### Exercise prompt
Omit the pictures and return every entry exactly as written.

### Dataset extract
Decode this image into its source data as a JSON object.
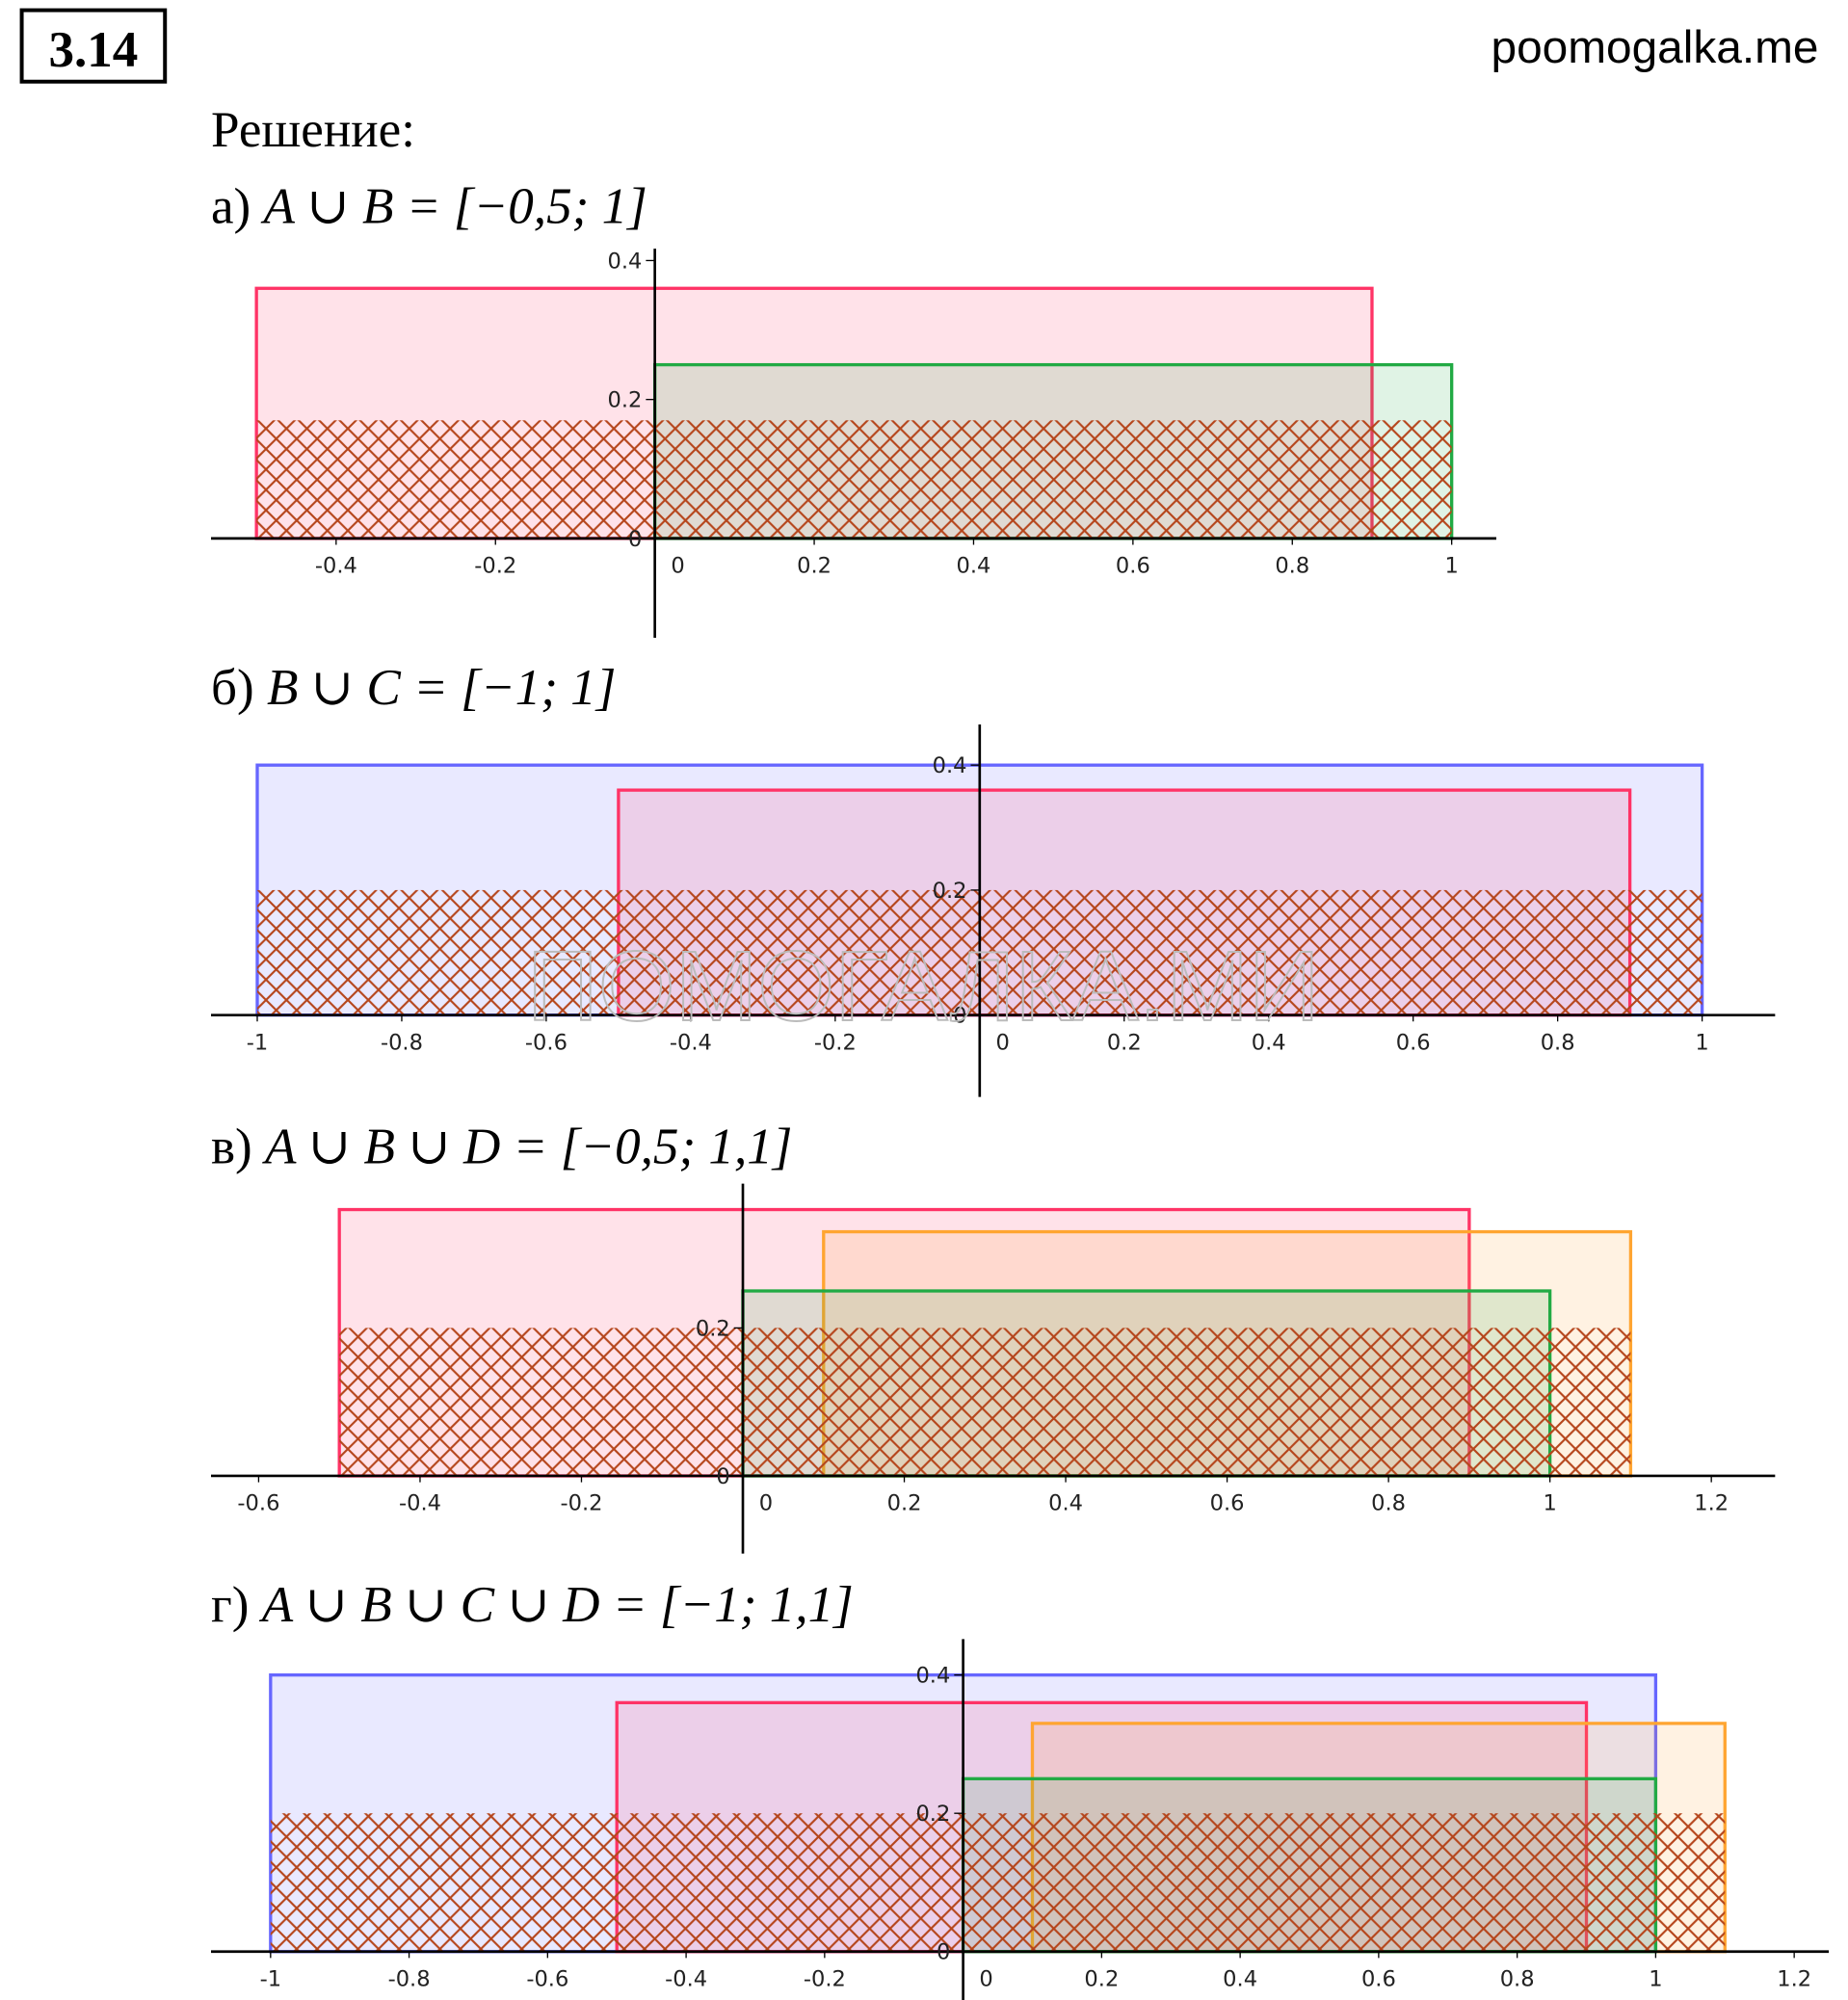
{
  "header": {
    "number": "3.14",
    "site": "poomogalka.me",
    "heading": "Решение:"
  },
  "watermark": "ПОМОГАЛКА.МИ",
  "parts": [
    {
      "label": "а)",
      "formula": "A ∪ B = [−0,5; 1]",
      "chart": {
        "xlim": [
          -0.557,
          1.056
        ],
        "ylim": [
          -0.143,
          0.417
        ],
        "xticks": [
          -0.4,
          -0.2,
          0,
          0.2,
          0.4,
          0.6,
          0.8,
          1
        ],
        "yticks": [
          0,
          0.2,
          0.4
        ],
        "intervals": [
          {
            "color": "#ff3366",
            "x": [
              -0.5,
              0.9
            ],
            "height": 0.36
          },
          {
            "color": "#22aa44",
            "x": [
              0,
              1
            ],
            "height": 0.25
          }
        ],
        "union": {
          "color": "#b5451b",
          "x": [
            -0.5,
            1
          ],
          "height": 0.17
        }
      }
    },
    {
      "label": "б)",
      "formula": "B ∪ C = [−1; 1]",
      "chart": {
        "xlim": [
          -1.064,
          1.101
        ],
        "ylim": [
          -0.131,
          0.465
        ],
        "xticks": [
          -1,
          -0.8,
          -0.6,
          -0.4,
          -0.2,
          0,
          0.2,
          0.4,
          0.6,
          0.8,
          1
        ],
        "yticks": [
          0,
          0.2,
          0.4
        ],
        "intervals": [
          {
            "color": "#6666ff",
            "x": [
              -1,
              1
            ],
            "height": 0.4
          },
          {
            "color": "#ff3366",
            "x": [
              -0.5,
              0.9
            ],
            "height": 0.36
          }
        ],
        "union": {
          "color": "#b5451b",
          "x": [
            -1,
            1
          ],
          "height": 0.2
        }
      }
    },
    {
      "label": "в)",
      "formula": "A ∪ B ∪ D = [−0,5; 1,1]",
      "chart": {
        "xlim": [
          -0.659,
          1.279
        ],
        "ylim": [
          -0.105,
          0.395
        ],
        "xticks": [
          -0.6,
          -0.4,
          -0.2,
          0,
          0.2,
          0.4,
          0.6,
          0.8,
          1,
          1.2
        ],
        "yticks": [
          0,
          0.2
        ],
        "intervals": [
          {
            "color": "#ff3366",
            "x": [
              -0.5,
              0.9
            ],
            "height": 0.36
          },
          {
            "color": "#ffa531",
            "x": [
              0.1,
              1.1
            ],
            "height": 0.33
          },
          {
            "color": "#22aa44",
            "x": [
              0,
              1
            ],
            "height": 0.25
          }
        ],
        "union": {
          "color": "#b5451b",
          "x": [
            -0.5,
            1.1
          ],
          "height": 0.2
        }
      }
    },
    {
      "label": "г)",
      "formula": "A ∪ B ∪ C ∪ D = [−1; 1,1]",
      "chart": {
        "xlim": [
          -1.086,
          1.25
        ],
        "ylim": [
          -0.07,
          0.452
        ],
        "xticks": [
          -1,
          -0.8,
          -0.6,
          -0.4,
          -0.2,
          0,
          0.2,
          0.4,
          0.6,
          0.8,
          1,
          1.2
        ],
        "yticks": [
          0,
          0.2,
          0.4
        ],
        "intervals": [
          {
            "color": "#6666ff",
            "x": [
              -1,
              1
            ],
            "height": 0.4
          },
          {
            "color": "#ff3366",
            "x": [
              -0.5,
              0.9
            ],
            "height": 0.36
          },
          {
            "color": "#ffa531",
            "x": [
              0.1,
              1.1
            ],
            "height": 0.33
          },
          {
            "color": "#22aa44",
            "x": [
              0,
              1
            ],
            "height": 0.25
          }
        ],
        "union": {
          "color": "#b5451b",
          "x": [
            -1,
            1.1
          ],
          "height": 0.2
        }
      }
    }
  ]
}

### Finished task
Decode this image into its source data as a JSON object.
{
  "header": {
    "number": "3.14",
    "site": "poomogalka.me",
    "heading": "Решение:"
  },
  "watermark": "ПОМОГАЛКА.МИ",
  "parts": [
    {
      "label": "а)",
      "formula": "A ∪ B = [−0,5; 1]",
      "chart": {
        "xlim": [
          -0.557,
          1.056
        ],
        "ylim": [
          -0.143,
          0.417
        ],
        "xticks": [
          -0.4,
          -0.2,
          0,
          0.2,
          0.4,
          0.6,
          0.8,
          1
        ],
        "yticks": [
          0,
          0.2,
          0.4
        ],
        "intervals": [
          {
            "color": "#ff3366",
            "x": [
              -0.5,
              0.9
            ],
            "height": 0.36
          },
          {
            "color": "#22aa44",
            "x": [
              0,
              1
            ],
            "height": 0.25
          }
        ],
        "union": {
          "color": "#b5451b",
          "x": [
            -0.5,
            1
          ],
          "height": 0.17
        }
      }
    },
    {
      "label": "б)",
      "formula": "B ∪ C = [−1; 1]",
      "chart": {
        "xlim": [
          -1.064,
          1.101
        ],
        "ylim": [
          -0.131,
          0.465
        ],
        "xticks": [
          -1,
          -0.8,
          -0.6,
          -0.4,
          -0.2,
          0,
          0.2,
          0.4,
          0.6,
          0.8,
          1
        ],
        "yticks": [
          0,
          0.2,
          0.4
        ],
        "intervals": [
          {
            "color": "#6666ff",
            "x": [
              -1,
              1
            ],
            "height": 0.4
          },
          {
            "color": "#ff3366",
            "x": [
              -0.5,
              0.9
            ],
            "height": 0.36
          }
        ],
        "union": {
          "color": "#b5451b",
          "x": [
            -1,
            1
          ],
          "height": 0.2
        }
      }
    },
    {
      "label": "в)",
      "formula": "A ∪ B ∪ D = [−0,5; 1,1]",
      "chart": {
        "xlim": [
          -0.659,
          1.279
        ],
        "ylim": [
          -0.105,
          0.395
        ],
        "xticks": [
          -0.6,
          -0.4,
          -0.2,
          0,
          0.2,
          0.4,
          0.6,
          0.8,
          1,
          1.2
        ],
        "yticks": [
          0,
          0.2
        ],
        "intervals": [
          {
            "color": "#ff3366",
            "x": [
              -0.5,
              0.9
            ],
            "height": 0.36
          },
          {
            "color": "#ffa531",
            "x": [
              0.1,
              1.1
            ],
            "height": 0.33
          },
          {
            "color": "#22aa44",
            "x": [
              0,
              1
            ],
            "height": 0.25
          }
        ],
        "union": {
          "color": "#b5451b",
          "x": [
            -0.5,
            1.1
          ],
          "height": 0.2
        }
      }
    },
    {
      "label": "г)",
      "formula": "A ∪ B ∪ C ∪ D = [−1; 1,1]",
      "chart": {
        "xlim": [
          -1.086,
          1.25
        ],
        "ylim": [
          -0.07,
          0.452
        ],
        "xticks": [
          -1,
          -0.8,
          -0.6,
          -0.4,
          -0.2,
          0,
          0.2,
          0.4,
          0.6,
          0.8,
          1,
          1.2
        ],
        "yticks": [
          0,
          0.2,
          0.4
        ],
        "intervals": [
          {
            "color": "#6666ff",
            "x": [
              -1,
              1
            ],
            "height": 0.4
          },
          {
            "color": "#ff3366",
            "x": [
              -0.5,
              0.9
            ],
            "height": 0.36
          },
          {
            "color": "#ffa531",
            "x": [
              0.1,
              1.1
            ],
            "height": 0.33
          },
          {
            "color": "#22aa44",
            "x": [
              0,
              1
            ],
            "height": 0.25
          }
        ],
        "union": {
          "color": "#b5451b",
          "x": [
            -1,
            1.1
          ],
          "height": 0.2
        }
      }
    }
  ]
}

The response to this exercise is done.